** STATED EXERCISE **
Rewrite the material from its first line through the line containing "add-account-button[interactable] xyxy=(380,39,408,67)", with "tab-label" replaced by "tab-caption" and everything else left unchanged.

··········

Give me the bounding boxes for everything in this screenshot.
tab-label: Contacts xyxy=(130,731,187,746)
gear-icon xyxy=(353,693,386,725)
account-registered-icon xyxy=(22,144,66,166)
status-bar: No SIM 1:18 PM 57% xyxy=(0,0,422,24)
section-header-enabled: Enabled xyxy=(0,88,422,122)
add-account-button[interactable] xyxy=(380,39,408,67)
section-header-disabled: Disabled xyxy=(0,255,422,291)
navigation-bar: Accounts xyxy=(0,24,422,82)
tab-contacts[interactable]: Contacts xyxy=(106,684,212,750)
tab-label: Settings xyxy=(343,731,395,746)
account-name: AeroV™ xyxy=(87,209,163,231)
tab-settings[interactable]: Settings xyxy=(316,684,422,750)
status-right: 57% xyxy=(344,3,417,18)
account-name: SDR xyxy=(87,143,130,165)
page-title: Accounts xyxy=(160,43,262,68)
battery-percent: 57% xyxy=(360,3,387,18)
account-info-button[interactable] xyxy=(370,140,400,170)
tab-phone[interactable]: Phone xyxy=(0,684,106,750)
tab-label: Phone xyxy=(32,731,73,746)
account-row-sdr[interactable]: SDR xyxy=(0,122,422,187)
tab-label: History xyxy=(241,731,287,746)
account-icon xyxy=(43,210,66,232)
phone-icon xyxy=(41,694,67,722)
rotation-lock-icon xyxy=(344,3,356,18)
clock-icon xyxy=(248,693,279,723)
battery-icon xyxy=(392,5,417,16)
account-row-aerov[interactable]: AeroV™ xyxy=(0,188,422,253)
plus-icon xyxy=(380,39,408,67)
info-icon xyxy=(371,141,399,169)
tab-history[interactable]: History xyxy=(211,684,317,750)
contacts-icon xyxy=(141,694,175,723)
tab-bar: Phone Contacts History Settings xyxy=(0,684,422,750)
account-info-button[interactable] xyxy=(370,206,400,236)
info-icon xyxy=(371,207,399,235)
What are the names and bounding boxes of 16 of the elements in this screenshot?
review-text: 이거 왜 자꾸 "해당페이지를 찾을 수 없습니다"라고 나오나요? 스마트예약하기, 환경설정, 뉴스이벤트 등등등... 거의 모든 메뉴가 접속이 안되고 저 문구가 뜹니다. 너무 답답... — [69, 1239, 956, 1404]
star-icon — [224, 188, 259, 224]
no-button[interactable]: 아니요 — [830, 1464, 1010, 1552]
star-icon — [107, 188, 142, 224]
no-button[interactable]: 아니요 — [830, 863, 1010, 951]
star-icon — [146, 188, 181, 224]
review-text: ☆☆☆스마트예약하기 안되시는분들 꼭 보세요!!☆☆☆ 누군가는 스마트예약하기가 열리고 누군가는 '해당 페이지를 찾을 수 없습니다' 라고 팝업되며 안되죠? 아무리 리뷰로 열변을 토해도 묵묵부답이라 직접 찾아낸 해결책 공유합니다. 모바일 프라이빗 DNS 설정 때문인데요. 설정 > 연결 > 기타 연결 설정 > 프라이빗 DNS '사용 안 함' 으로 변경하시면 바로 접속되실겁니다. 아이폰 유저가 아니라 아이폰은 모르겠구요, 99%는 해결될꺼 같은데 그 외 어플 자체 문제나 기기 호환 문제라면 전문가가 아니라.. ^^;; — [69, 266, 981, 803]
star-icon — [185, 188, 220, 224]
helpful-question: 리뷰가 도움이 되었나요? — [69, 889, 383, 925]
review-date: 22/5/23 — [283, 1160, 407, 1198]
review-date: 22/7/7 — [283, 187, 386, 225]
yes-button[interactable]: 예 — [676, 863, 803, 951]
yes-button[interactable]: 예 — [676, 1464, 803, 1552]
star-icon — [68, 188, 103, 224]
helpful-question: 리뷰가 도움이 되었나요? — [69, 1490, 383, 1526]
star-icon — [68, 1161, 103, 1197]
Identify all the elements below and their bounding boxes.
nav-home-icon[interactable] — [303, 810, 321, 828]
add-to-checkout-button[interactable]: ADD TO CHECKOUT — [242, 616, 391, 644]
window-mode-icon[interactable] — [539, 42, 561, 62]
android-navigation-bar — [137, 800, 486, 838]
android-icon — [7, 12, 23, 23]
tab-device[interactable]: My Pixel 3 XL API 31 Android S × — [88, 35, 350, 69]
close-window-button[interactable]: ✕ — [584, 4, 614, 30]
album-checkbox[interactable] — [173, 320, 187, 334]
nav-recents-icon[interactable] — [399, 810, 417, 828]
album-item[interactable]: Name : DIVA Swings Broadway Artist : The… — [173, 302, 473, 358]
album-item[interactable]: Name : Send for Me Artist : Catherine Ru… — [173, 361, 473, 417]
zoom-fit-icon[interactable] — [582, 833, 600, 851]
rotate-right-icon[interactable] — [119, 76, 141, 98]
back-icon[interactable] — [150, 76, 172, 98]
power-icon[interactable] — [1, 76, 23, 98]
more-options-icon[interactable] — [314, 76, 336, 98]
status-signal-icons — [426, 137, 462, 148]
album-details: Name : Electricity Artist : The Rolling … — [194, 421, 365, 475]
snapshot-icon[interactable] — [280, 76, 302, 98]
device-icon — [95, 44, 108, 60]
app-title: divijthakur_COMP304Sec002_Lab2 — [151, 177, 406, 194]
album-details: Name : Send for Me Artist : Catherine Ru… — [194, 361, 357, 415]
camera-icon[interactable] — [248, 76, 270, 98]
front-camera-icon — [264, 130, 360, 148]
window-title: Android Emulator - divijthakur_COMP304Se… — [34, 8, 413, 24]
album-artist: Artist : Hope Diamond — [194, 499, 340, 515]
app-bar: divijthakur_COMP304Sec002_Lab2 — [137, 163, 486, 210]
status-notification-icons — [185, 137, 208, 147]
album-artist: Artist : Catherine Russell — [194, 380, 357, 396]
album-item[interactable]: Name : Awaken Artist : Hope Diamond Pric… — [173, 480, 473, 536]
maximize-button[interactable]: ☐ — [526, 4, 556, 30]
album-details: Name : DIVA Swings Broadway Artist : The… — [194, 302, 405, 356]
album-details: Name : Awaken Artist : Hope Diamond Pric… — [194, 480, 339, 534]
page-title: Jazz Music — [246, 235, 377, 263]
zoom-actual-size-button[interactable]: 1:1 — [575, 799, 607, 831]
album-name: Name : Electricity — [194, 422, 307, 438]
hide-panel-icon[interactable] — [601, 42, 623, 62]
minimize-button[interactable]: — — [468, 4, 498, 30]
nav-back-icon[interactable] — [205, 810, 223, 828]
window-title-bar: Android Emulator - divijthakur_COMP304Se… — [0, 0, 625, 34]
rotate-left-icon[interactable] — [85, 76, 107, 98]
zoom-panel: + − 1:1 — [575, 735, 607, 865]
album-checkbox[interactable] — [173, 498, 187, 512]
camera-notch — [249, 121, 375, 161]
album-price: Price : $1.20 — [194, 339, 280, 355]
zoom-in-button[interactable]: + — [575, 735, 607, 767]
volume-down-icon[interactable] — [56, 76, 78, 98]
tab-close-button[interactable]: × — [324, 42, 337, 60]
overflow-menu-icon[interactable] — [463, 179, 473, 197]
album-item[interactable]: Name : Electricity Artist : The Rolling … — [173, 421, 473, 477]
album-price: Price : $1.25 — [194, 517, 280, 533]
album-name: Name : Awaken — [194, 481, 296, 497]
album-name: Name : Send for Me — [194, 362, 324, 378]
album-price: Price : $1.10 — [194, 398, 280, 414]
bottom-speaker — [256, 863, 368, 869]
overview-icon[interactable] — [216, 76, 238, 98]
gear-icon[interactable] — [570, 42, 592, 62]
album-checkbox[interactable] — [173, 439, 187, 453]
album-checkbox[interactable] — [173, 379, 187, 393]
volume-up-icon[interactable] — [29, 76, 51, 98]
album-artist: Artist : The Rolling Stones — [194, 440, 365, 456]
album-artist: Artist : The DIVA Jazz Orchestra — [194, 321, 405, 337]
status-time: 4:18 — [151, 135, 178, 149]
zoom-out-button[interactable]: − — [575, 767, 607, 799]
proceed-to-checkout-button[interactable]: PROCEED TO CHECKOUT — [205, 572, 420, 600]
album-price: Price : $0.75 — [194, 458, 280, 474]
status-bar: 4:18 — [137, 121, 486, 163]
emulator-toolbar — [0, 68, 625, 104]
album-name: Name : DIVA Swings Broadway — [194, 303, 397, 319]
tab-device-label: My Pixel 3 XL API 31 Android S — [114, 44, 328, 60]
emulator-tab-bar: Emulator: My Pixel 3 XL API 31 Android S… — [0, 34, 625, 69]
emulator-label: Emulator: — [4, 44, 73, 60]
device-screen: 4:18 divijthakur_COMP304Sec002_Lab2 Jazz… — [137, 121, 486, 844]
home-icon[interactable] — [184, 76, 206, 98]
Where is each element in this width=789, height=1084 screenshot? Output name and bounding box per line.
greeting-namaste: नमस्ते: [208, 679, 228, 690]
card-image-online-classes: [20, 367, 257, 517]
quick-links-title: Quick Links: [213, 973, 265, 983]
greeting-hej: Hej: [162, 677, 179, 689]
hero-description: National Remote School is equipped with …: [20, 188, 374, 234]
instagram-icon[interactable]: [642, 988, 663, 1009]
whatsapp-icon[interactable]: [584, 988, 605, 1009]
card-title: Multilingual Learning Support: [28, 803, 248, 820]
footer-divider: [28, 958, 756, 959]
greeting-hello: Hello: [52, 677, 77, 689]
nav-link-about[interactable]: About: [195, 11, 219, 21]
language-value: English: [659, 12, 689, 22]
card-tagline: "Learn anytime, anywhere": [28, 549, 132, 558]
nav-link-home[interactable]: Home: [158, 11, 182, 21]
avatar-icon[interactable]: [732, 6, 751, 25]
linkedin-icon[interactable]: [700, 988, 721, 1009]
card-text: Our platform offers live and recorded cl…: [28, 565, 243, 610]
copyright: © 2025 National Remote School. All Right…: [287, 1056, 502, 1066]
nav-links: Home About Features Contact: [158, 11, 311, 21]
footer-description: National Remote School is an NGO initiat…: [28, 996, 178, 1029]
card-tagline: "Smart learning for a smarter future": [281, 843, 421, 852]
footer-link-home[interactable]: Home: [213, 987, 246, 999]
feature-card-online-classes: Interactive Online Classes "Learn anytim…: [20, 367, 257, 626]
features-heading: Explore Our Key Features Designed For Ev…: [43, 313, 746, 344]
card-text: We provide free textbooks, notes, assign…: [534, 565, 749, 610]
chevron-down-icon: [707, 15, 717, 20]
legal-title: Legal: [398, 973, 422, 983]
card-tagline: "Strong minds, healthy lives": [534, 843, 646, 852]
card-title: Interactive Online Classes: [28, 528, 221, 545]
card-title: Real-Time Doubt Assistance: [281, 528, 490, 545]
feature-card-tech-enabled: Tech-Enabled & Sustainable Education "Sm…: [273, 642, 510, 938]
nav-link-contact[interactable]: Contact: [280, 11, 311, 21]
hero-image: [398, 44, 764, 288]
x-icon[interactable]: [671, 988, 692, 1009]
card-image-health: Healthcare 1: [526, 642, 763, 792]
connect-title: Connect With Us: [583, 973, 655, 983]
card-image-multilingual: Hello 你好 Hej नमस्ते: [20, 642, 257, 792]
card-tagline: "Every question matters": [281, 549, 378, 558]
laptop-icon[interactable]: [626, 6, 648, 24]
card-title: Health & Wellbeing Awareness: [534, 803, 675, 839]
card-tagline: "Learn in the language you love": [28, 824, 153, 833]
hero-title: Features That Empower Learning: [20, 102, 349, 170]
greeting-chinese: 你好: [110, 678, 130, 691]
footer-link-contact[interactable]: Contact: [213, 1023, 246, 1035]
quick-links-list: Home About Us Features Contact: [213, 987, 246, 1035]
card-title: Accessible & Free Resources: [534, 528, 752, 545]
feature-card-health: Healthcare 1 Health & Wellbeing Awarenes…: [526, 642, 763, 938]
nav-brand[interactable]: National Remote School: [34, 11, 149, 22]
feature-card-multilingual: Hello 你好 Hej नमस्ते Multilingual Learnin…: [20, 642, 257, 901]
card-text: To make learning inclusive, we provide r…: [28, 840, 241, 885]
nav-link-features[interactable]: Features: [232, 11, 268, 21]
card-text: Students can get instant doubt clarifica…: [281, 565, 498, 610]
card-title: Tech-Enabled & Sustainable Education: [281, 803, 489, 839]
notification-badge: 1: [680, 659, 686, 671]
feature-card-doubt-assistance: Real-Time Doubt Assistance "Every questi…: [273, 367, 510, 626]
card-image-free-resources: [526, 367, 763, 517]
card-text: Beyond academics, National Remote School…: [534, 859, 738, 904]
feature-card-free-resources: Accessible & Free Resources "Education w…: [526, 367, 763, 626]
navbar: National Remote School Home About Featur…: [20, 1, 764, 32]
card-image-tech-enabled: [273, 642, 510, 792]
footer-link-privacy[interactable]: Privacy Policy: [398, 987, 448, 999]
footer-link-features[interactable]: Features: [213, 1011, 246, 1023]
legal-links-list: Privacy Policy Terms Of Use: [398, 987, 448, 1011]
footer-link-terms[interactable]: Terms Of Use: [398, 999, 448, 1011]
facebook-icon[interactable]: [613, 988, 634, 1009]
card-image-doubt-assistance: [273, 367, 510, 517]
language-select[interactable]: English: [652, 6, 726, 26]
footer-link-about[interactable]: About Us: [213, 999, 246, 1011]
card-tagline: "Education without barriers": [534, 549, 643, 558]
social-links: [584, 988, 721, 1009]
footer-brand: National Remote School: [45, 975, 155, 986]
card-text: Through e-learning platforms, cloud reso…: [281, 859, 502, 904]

··········

** SOLUTION TO THE EXERCISE **
Give me the bounding boxes for everything in this screenshot.
tab-caption: Contacts xyxy=(130,731,187,746)
gear-icon xyxy=(353,693,386,725)
account-registered-icon xyxy=(22,144,66,166)
status-bar: No SIM 1:18 PM 57% xyxy=(0,0,422,24)
section-header-enabled: Enabled xyxy=(0,88,422,122)
add-account-button[interactable] xyxy=(380,39,408,67)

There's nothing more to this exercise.